Exercise: Print the entire listing. Each line must match the original exactly.

** begin Extracted entries **

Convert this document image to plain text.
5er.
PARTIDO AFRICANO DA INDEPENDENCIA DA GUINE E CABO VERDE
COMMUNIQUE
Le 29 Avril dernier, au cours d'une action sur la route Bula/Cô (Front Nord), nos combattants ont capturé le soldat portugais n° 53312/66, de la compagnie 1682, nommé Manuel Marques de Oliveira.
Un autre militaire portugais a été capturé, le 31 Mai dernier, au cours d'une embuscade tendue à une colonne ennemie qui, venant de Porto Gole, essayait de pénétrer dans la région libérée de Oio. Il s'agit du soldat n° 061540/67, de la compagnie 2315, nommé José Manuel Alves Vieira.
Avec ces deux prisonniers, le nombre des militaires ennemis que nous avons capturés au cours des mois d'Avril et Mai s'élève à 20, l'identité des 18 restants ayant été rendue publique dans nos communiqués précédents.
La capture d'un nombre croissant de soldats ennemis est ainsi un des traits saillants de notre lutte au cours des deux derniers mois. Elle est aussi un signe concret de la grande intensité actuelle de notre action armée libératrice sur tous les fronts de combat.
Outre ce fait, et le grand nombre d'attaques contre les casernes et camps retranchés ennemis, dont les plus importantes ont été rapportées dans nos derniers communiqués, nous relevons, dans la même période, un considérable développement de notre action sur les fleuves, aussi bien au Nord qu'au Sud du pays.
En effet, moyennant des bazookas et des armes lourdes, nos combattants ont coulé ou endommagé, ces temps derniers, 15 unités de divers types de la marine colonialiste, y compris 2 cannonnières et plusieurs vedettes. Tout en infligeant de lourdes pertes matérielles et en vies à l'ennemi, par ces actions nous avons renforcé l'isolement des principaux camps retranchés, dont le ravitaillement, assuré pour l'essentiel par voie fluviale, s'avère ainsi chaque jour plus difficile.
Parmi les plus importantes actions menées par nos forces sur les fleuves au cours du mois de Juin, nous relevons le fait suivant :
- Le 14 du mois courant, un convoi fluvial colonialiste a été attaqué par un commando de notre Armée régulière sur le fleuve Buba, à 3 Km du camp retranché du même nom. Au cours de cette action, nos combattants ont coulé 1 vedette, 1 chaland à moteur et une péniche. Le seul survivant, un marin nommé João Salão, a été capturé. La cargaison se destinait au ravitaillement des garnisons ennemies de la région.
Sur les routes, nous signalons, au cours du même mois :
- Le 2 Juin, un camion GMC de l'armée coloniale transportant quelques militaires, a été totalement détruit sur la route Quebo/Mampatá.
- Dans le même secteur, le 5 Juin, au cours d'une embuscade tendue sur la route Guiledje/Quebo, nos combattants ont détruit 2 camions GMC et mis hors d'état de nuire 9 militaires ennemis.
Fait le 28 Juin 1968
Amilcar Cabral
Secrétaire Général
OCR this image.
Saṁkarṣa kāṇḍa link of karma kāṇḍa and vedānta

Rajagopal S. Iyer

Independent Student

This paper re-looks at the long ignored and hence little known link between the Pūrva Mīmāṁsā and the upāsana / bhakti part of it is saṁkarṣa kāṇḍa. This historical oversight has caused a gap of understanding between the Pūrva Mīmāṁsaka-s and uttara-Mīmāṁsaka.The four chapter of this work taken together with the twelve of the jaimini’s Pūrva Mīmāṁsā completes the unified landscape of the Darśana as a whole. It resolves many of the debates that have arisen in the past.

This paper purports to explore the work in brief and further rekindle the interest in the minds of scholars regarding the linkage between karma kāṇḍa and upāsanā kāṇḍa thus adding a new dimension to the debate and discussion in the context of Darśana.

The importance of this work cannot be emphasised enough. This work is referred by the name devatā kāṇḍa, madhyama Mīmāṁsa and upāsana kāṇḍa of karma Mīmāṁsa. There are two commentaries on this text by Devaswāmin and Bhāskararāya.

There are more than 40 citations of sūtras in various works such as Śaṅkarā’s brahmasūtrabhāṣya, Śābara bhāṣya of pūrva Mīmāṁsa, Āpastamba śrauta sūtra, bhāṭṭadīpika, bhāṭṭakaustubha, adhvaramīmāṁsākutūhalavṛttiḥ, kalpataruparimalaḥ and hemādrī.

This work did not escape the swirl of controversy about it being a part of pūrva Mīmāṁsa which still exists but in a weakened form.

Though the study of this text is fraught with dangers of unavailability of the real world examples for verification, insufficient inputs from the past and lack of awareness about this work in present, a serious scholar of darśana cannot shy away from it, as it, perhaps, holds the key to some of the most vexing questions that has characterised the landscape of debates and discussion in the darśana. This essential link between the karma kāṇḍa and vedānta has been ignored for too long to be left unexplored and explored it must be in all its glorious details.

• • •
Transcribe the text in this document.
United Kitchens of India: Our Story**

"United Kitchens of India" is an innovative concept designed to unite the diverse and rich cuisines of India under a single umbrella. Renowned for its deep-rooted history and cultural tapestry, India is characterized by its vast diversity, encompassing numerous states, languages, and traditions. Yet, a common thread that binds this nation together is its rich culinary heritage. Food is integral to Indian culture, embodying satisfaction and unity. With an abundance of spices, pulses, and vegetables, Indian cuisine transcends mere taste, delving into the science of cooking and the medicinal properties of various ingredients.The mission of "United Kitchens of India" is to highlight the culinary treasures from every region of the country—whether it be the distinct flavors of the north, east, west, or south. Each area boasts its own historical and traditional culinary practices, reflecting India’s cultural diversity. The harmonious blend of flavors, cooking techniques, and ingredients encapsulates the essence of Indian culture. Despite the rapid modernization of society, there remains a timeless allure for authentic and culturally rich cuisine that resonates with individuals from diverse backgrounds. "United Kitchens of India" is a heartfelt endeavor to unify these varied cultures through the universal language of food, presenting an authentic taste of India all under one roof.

** end Extracted entries **

Problem solution:
Convert this document image to plain text.
5er.
PARTIDO AFRICANO DA INDEPENDENCIA DA GUINE E CABO VERDE
COMMUNIQUE
Le 29 Avril dernier, au cours d'une action sur la route Bula/Cô (Front Nord), nos combattants ont capturé le soldat portugais n° 53312/66, de la compagnie 1682, nommé Manuel Marques de Oliveira.
Un autre militaire portugais a été capturé, le 31 Mai dernier, au cours d'une embuscade tendue à une colonne ennemie qui, venant de Porto Gole, essayait de pénétrer dans la région libérée de Oio. Il s'agit du soldat n° 061540/67, de la compagnie 2315, nommé José Manuel Alves Vieira.
Avec ces deux prisonniers, le nombre des militaires ennemis que nous avons capturés au cours des mois d'Avril et Mai s'élève à 20, l'identité des 18 restants ayant été rendue publique dans nos communiqués précédents.
La capture d'un nombre croissant de soldats ennemis est ainsi un des traits saillants de notre lutte au cours des deux derniers mois. Elle est aussi un signe concret de la grande intensité actuelle de notre action armée libératrice sur tous les fronts de combat.
Outre ce fait, et le grand nombre d'attaques contre les casernes et camps retranchés ennemis, dont les plus importantes ont été rapportées dans nos derniers communiqués, nous relevons, dans la même période, un considérable développement de notre action sur les fleuves, aussi bien au Nord qu'au Sud du pays.
En effet, moyennant des bazookas et des armes lourdes, nos combattants ont coulé ou endommagé, ces temps derniers, 15 unités de divers types de la marine colonialiste, y compris 2 cannonnières et plusieurs vedettes. Tout en infligeant de lourdes pertes matérielles et en vies à l'ennemi, par ces actions nous avons renforcé l'isolement des principaux camps retranchés, dont le ravitaillement, assuré pour l'essentiel par voie fluviale, s'avère ainsi chaque jour plus difficile.
Parmi les plus importantes actions menées par nos forces sur les fleuves au cours du mois de Juin, nous relevons le fait suivant :
- Le 14 du mois courant, un convoi fluvial colonialiste a été attaqué par un commando de notre Armée régulière sur le fleuve Buba, à 3 Km du camp retranché du même nom. Au cours de cette action, nos combattants ont coulé 1 vedette, 1 chaland à moteur et une péniche. Le seul survivant, un marin nommé João Salão, a été capturé. La cargaison se destinait au ravitaillement des garnisons ennemies de la région.
Sur les routes, nous signalons, au cours du même mois :
- Le 2 Juin, un camion GMC de l'armée coloniale transportant quelques militaires, a été totalement détruit sur la route Quebo/Mampatá.
- Dans le même secteur, le 5 Juin, au cours d'une embuscade tendue sur la route Guiledje/Quebo, nos combattants ont détruit 2 camions GMC et mis hors d'état de nuire 9 militaires ennemis.
Fait le 28 Juin 1968
Amilcar Cabral
Secrétaire Général
OCR this image.
Saṁkarṣa kāṇḍa link of karma kāṇḍa and vedānta

Rajagopal S. Iyer

Independent Student

This paper re-looks at the long ignored and hence little known link between the Pūrva Mīmāṁsā and the upāsana / bhakti part of it is saṁkarṣa kāṇḍa. This historical oversight has caused a gap of understanding between the Pūrva Mīmāṁsaka-s and uttara-Mīmāṁsaka.The four chapter of this work taken together with the twelve of the jaimini’s Pūrva Mīmāṁsā completes the unified landscape of the Darśana as a whole. It resolves many of the debates that have arisen in the past.

This paper purports to explore the work in brief and further rekindle the interest in the minds of scholars regarding the linkage between karma kāṇḍa and upāsanā kāṇḍa thus adding a new dimension to the debate and discussion in the context of Darśana.

The importance of this work cannot be emphasised enough. This work is referred by the name devatā kāṇḍa, madhyama Mīmāṁsa and upāsana kāṇḍa of karma Mīmāṁsa. There are two commentaries on this text by Devaswāmin and Bhāskararāya.

There are more than 40 citations of sūtras in various works such as Śaṅkarā’s brahmasūtrabhāṣya, Śābara bhāṣya of pūrva Mīmāṁsa, Āpastamba śrauta sūtra, bhāṭṭadīpika, bhāṭṭakaustubha, adhvaramīmāṁsākutūhalavṛttiḥ, kalpataruparimalaḥ and hemādrī.

This work did not escape the swirl of controversy about it being a part of pūrva Mīmāṁsa which still exists but in a weakened form.

Though the study of this text is fraught with dangers of unavailability of the real world examples for verification, insufficient inputs from the past and lack of awareness about this work in present, a serious scholar of darśana cannot shy away from it, as it, perhaps, holds the key to some of the most vexing questions that has characterised the landscape of debates and discussion in the darśana. This essential link between the karma kāṇḍa and vedānta has been ignored for too long to be left unexplored and explored it must be in all its glorious details.

• • •
Transcribe the text in this document.
United Kitchens of India: Our Story**

"United Kitchens of India" is an innovative concept designed to unite the diverse and rich cuisines of India under a single umbrella. Renowned for its deep-rooted history and cultural tapestry, India is characterized by its vast diversity, encompassing numerous states, languages, and traditions. Yet, a common thread that binds this nation together is its rich culinary heritage. Food is integral to Indian culture, embodying satisfaction and unity. With an abundance of spices, pulses, and vegetables, Indian cuisine transcends mere taste, delving into the science of cooking and the medicinal properties of various ingredients.The mission of "United Kitchens of India" is to highlight the culinary treasures from every region of the country—whether it be the distinct flavors of the north, east, west, or south. Each area boasts its own historical and traditional culinary practices, reflecting India’s cultural diversity. The harmonious blend of flavors, cooking techniques, and ingredients encapsulates the essence of Indian culture. Despite the rapid modernization of society, there remains a timeless allure for authentic and culturally rich cuisine that resonates with individuals from diverse backgrounds. "United Kitchens of India" is a heartfelt endeavor to unify these varied cultures through the universal language of food, presenting an authentic taste of India all under one roof.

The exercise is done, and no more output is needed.